▸ **What is needed**: Reproduce every line of the listing as written, apart from the pictures.

▸ **Data provided**:
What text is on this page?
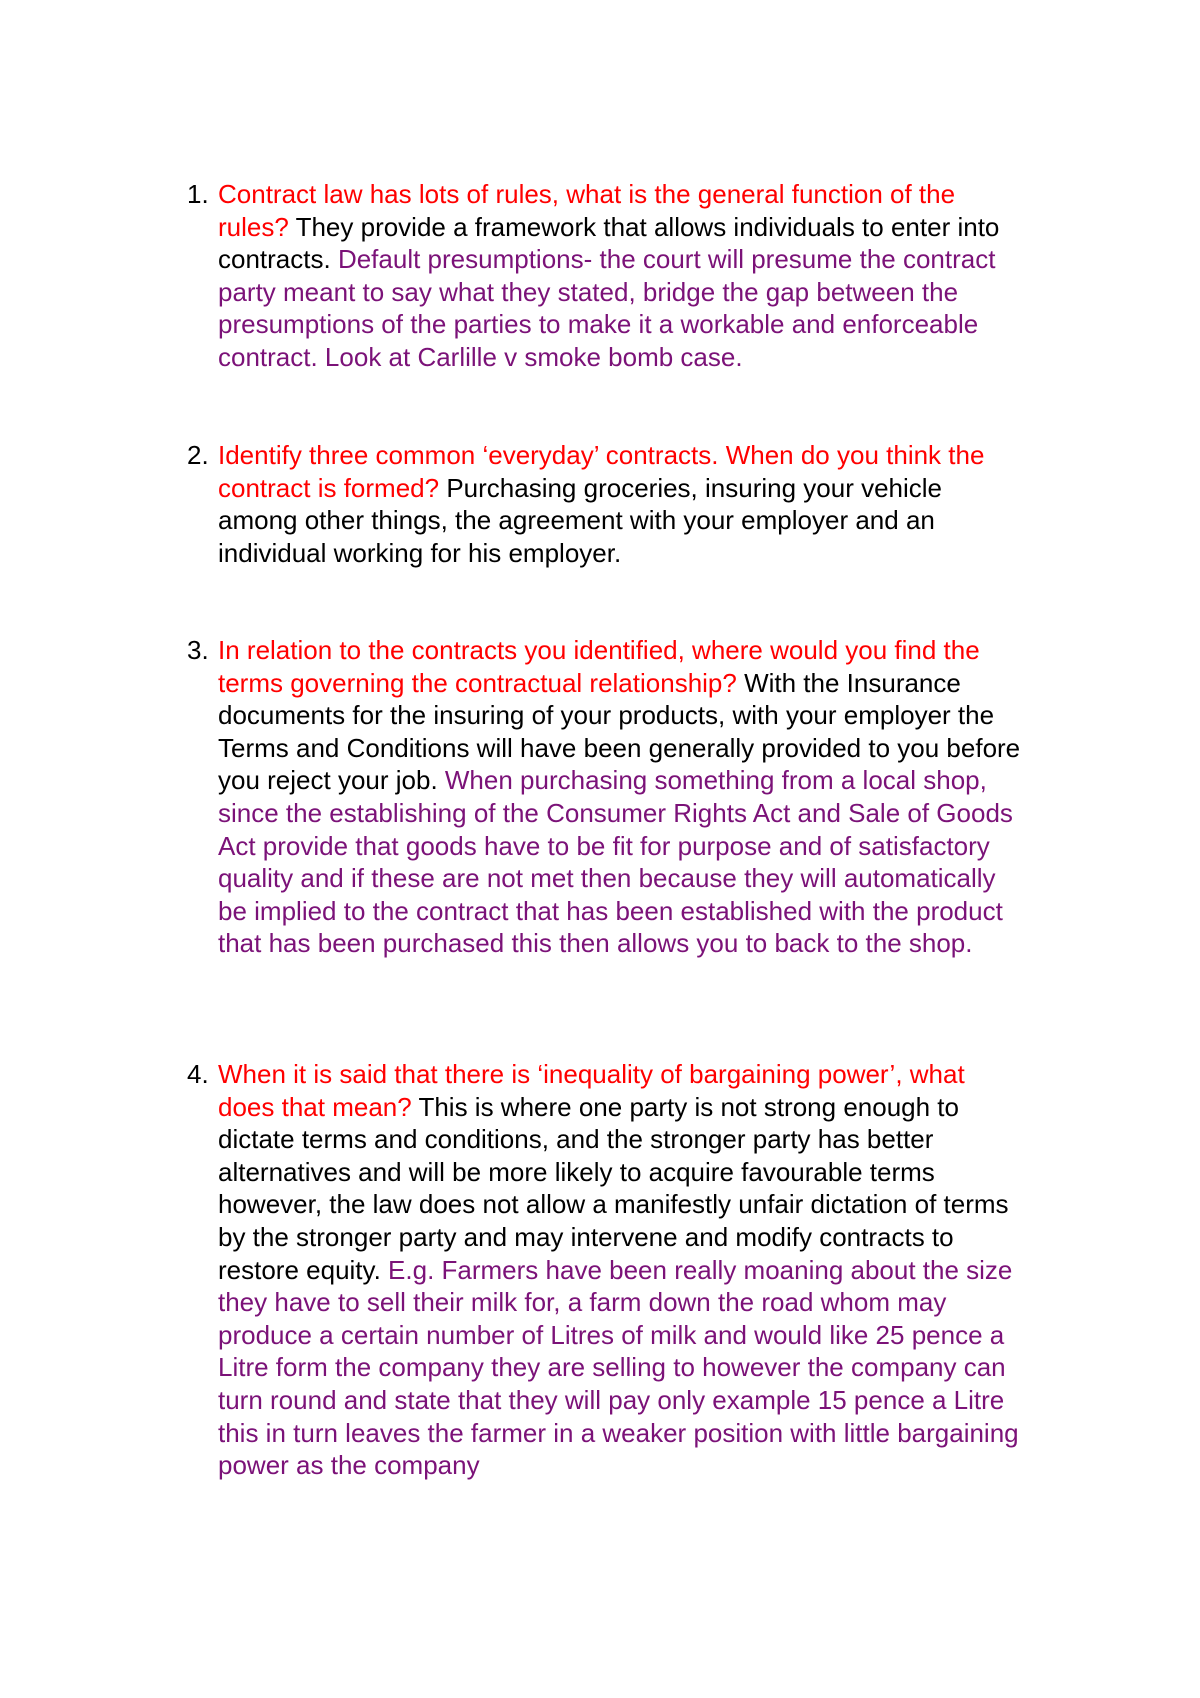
1. Contract law has lots of rules, what is the general function of the rules? They provide a framework that allows individuals to enter into contracts. Default presumptions- the court will presume the contract party meant to say what they stated, bridge the gap between the presumptions of the parties to make it a workable and enforceable contract. Look at Carlille v smoke bomb case.
2. Identify three common ‘everyday’ contracts. When do you think the contract is formed? Purchasing groceries, insuring your vehicle among other things, the agreement with your employer and an individual working for his employer.
3. In relation to the contracts you identified, where would you find the terms governing the contractual relationship? With the Insurance documents for the insuring of your products, with your employer the Terms and Conditions will have been generally provided to you before you reject your job. When purchasing something from a local shop, since the establishing of the Consumer Rights Act and Sale of Goods Act provide that goods have to be fit for purpose and of satisfactory quality and if these are not met then because they will automatically be implied to the contract that has been established with the product that has been purchased this then allows you to back to the shop.
4. When it is said that there is ‘inequality of bargaining power’, what does that mean? This is where one party is not strong enough to dictate terms and conditions, and the stronger party has better alternatives and will be more likely to acquire favourable terms however, the law does not allow a manifestly unfair dictation of terms by the stronger party and may intervene and modify contracts to restore equity. E.g. Farmers have been really moaning about the size they have to sell their milk for, a farm down the road whom may produce a certain number of Litres of milk and would like 25 pence a Litre form the company they are selling to however the company can turn round and state that they will pay only example 15 pence a Litre this in turn leaves the farmer in a weaker position with little bargaining power as the company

▸ **Answer to this task**:
What text is on this page?
1. Contract law has lots of rules, what is the general function of the rules? They provide a framework that allows individuals to enter into contracts. Default presumptions- the court will presume the contract party meant to say what they stated, bridge the gap between the presumptions of the parties to make it a workable and enforceable contract. Look at Carlille v smoke bomb case.
2. Identify three common ‘everyday’ contracts. When do you think the contract is formed? Purchasing groceries, insuring your vehicle among other things, the agreement with your employer and an individual working for his employer.
3. In relation to the contracts you identified, where would you find the terms governing the contractual relationship? With the Insurance documents for the insuring of your products, with your employer the Terms and Conditions will have been generally provided to you before you reject your job. When purchasing something from a local shop, since the establishing of the Consumer Rights Act and Sale of Goods Act provide that goods have to be fit for purpose and of satisfactory quality and if these are not met then because they will automatically be implied to the contract that has been established with the product that has been purchased this then allows you to back to the shop.
4. When it is said that there is ‘inequality of bargaining power’, what does that mean? This is where one party is not strong enough to dictate terms and conditions, and the stronger party has better alternatives and will be more likely to acquire favourable terms however, the law does not allow a manifestly unfair dictation of terms by the stronger party and may intervene and modify contracts to restore equity. E.g. Farmers have been really moaning about the size they have to sell their milk for, a farm down the road whom may produce a certain number of Litres of milk and would like 25 pence a Litre form the company they are selling to however the company can turn round and state that they will pay only example 15 pence a Litre this in turn leaves the farmer in a weaker position with little bargaining power as the company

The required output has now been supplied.